**Exercise aim**
Answer these questions using the GorillaDesk and ServiceM8 comparison:
1. What does GorillaDesk not yet do on its own with a job and a nearby upcoming route?
2. What do operators praise about ServiceM8 for small teams?
3. What does GorillaDesk's state-compliance reporting include?

**Reading text**

<<<<

Recurring routes are the product's core identity. Automated recurring billing, stop-by-stop route optimization, and chemical tracking are the cited differentiators; an owner reports GD has "route optimization that will help with tightening a route" (rgstephe, 20+ yr owner). Limit: it does not yet auto-insert a job into a nearby upcoming route — operators do that opportunism manually ("I use Gorilla Desk and manually do this 1-2 times a month" — aflo322). Still, daily route density is what GD is built around. (research/gorilladesk/log.md Coverage; _raw-capture.md rgstephe + aflo322.)
Recurring/job scheduling is solid but generalist, not route-density-first. Operators praise scheduling + automatic ETA texts for small teams (jassem91). It's built for varied trades doing discrete jobs, not for pest/lawn/pool daily-route optimization with chemical tracking. (research/servicem8/log.md Coverage.)
Trade fit — who each is built forMatters if · You run pest, lawn, or pool — GorillaDesk is purpose-built for that workflow and most other tools (including ServiceM8) are "overkill" or off-vertical. Any other trade, or a mixed-trade shop, is ServiceM8's lane, not GorillaDesk's.
Purpose-built for recurring-service trades — pest control above all, then lawn and pool. Operators repeatedly describe it as industry-shaped ("seamless for our industry," chemical/material tracking attached to invoices, state-compliance reporting incl. wind speed/direction) and made by a pest operator. A first-hand GD pest user is explicit that it's pest-shaped: "I use GorillaDesk for pest control, and it would work well for lawn care, but it'd be overkill" (airhighfive, r/sweatystartup). No HVAC/plumbing/electrical/general-contracting fit surfaces in any logged thread. (research/gorilladesk/log.md Coverage; _raw-capture.md airhighfive.)

>>>>

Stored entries
<<<<

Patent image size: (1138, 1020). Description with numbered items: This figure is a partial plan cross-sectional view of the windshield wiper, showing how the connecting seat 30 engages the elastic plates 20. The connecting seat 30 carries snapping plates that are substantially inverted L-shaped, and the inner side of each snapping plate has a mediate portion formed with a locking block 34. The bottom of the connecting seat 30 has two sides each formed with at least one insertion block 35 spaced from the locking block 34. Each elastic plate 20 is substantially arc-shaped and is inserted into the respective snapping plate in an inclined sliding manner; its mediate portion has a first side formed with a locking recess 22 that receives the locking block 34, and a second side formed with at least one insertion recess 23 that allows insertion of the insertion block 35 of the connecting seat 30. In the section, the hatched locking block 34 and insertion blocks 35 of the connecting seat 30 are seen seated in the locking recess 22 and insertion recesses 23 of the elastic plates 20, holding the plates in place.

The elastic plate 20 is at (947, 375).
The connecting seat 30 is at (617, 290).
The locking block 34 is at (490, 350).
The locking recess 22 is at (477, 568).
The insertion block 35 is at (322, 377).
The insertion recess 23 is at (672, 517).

>>>>

**Written response**
1. It does not auto-insert a job into a nearby upcoming route; operators do that manually.
2. Scheduling plus automatic ETA texts.
3. Wind speed/direction.